Task details: From the listing below, pick out each line with the word "loyal".

Provided data:

— begin —

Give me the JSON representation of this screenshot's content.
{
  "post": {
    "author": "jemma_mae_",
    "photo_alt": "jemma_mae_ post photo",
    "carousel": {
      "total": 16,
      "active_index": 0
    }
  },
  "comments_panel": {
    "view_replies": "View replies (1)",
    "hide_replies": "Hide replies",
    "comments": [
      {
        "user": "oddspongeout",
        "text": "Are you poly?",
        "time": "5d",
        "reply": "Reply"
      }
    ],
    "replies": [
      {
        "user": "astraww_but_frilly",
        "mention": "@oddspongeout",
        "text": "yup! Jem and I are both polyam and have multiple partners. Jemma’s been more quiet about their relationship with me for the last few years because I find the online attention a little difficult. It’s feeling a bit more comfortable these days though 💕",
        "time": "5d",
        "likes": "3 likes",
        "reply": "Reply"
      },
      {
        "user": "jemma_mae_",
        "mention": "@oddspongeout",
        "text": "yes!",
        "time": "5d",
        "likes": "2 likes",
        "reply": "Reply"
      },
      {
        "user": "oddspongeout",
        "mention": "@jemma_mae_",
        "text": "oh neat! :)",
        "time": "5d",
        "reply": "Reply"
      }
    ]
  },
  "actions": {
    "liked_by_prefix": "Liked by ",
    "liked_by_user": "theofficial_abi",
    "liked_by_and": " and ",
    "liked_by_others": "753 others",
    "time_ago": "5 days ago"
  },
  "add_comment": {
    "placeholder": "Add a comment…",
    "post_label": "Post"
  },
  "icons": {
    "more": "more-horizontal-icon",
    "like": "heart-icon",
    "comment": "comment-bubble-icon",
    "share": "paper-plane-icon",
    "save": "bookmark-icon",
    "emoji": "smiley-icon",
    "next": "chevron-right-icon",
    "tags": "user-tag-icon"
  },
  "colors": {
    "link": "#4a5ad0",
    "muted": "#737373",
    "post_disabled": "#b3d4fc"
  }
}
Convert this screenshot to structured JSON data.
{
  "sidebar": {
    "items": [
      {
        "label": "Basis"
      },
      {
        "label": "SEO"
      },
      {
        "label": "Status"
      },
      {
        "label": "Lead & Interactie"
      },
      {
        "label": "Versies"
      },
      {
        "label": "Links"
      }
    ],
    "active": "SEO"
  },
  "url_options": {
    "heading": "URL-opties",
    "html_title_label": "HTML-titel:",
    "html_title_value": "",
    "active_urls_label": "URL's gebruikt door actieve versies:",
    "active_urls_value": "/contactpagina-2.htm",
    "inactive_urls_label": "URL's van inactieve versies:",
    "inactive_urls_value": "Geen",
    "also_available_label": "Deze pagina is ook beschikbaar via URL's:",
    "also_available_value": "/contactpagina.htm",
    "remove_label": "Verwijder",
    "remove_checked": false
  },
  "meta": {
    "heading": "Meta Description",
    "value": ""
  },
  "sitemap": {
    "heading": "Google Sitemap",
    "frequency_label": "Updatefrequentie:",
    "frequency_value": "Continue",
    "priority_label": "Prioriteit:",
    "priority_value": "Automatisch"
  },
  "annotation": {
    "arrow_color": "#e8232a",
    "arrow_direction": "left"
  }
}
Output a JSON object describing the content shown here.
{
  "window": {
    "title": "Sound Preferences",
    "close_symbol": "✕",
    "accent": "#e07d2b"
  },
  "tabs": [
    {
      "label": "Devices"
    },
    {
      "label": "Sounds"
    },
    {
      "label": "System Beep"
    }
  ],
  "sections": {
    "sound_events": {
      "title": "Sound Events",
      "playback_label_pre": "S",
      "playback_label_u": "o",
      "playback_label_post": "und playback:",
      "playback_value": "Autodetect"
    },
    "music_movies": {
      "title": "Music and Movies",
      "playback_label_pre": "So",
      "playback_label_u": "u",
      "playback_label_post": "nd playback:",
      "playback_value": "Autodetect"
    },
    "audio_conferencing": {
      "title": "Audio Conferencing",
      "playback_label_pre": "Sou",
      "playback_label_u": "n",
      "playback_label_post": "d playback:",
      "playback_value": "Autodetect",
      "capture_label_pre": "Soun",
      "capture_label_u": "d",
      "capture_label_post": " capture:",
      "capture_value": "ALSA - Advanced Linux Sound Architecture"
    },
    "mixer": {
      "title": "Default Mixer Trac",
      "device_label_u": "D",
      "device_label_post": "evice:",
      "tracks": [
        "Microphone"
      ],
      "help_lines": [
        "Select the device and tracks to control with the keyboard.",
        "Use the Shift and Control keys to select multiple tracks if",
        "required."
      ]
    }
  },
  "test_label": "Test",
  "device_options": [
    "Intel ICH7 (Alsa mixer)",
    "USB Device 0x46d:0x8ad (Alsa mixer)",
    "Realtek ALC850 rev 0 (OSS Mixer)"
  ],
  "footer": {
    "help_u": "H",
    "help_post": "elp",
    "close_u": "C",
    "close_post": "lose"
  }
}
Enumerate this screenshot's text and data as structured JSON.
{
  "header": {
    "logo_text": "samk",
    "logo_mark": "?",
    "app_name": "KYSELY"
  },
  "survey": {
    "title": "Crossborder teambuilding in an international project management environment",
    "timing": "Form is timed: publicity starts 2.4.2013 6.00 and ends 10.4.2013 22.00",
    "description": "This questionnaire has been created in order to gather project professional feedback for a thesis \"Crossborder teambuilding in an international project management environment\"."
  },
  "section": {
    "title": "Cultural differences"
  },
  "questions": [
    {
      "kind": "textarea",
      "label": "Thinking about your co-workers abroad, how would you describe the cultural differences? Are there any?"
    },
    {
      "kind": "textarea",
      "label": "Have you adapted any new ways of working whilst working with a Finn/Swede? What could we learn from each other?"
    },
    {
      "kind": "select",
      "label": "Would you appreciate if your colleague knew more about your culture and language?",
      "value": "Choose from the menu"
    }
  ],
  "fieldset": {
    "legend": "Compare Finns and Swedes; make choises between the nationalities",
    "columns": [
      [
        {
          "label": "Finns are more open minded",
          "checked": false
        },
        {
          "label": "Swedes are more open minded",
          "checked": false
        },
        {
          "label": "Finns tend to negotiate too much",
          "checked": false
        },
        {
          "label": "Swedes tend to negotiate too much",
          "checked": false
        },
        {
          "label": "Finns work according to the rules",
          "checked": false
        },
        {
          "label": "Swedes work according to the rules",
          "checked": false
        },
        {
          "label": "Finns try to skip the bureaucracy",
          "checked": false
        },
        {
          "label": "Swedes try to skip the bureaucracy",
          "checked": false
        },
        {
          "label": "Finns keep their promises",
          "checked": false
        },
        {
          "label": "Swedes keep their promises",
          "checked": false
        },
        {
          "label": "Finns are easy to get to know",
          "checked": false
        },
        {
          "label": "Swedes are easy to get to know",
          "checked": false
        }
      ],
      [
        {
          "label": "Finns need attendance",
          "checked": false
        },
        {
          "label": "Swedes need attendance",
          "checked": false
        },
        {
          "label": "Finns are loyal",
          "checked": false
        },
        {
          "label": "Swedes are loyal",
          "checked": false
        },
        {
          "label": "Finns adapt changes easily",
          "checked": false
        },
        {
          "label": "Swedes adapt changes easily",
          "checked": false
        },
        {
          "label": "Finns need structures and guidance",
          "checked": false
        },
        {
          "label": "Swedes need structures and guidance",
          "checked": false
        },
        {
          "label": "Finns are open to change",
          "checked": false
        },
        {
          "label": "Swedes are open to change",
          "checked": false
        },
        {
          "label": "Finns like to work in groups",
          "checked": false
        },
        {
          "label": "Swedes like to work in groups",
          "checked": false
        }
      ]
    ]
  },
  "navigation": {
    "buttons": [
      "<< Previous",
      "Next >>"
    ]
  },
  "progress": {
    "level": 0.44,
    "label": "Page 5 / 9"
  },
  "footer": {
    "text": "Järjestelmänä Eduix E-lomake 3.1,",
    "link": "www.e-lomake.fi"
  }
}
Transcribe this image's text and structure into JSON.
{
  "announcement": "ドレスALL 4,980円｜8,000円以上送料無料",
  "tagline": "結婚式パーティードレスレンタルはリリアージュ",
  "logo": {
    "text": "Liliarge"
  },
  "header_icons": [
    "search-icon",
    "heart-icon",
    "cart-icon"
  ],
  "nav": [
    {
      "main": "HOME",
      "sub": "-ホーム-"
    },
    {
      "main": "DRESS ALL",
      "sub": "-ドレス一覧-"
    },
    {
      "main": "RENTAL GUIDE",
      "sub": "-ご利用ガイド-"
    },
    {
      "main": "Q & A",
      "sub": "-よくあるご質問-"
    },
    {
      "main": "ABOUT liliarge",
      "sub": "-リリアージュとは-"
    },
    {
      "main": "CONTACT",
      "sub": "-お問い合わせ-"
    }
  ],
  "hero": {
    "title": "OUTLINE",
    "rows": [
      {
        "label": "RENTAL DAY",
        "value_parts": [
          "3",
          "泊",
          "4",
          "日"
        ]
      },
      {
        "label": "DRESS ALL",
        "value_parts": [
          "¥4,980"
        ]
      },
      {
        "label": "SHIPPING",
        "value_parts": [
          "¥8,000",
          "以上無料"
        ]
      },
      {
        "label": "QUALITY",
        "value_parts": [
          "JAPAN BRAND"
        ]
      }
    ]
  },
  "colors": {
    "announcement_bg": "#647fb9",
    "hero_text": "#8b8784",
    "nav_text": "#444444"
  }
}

— end —

Completed exercise:
          "label": "Finns are loyal",
          "label": "Swedes are loyal",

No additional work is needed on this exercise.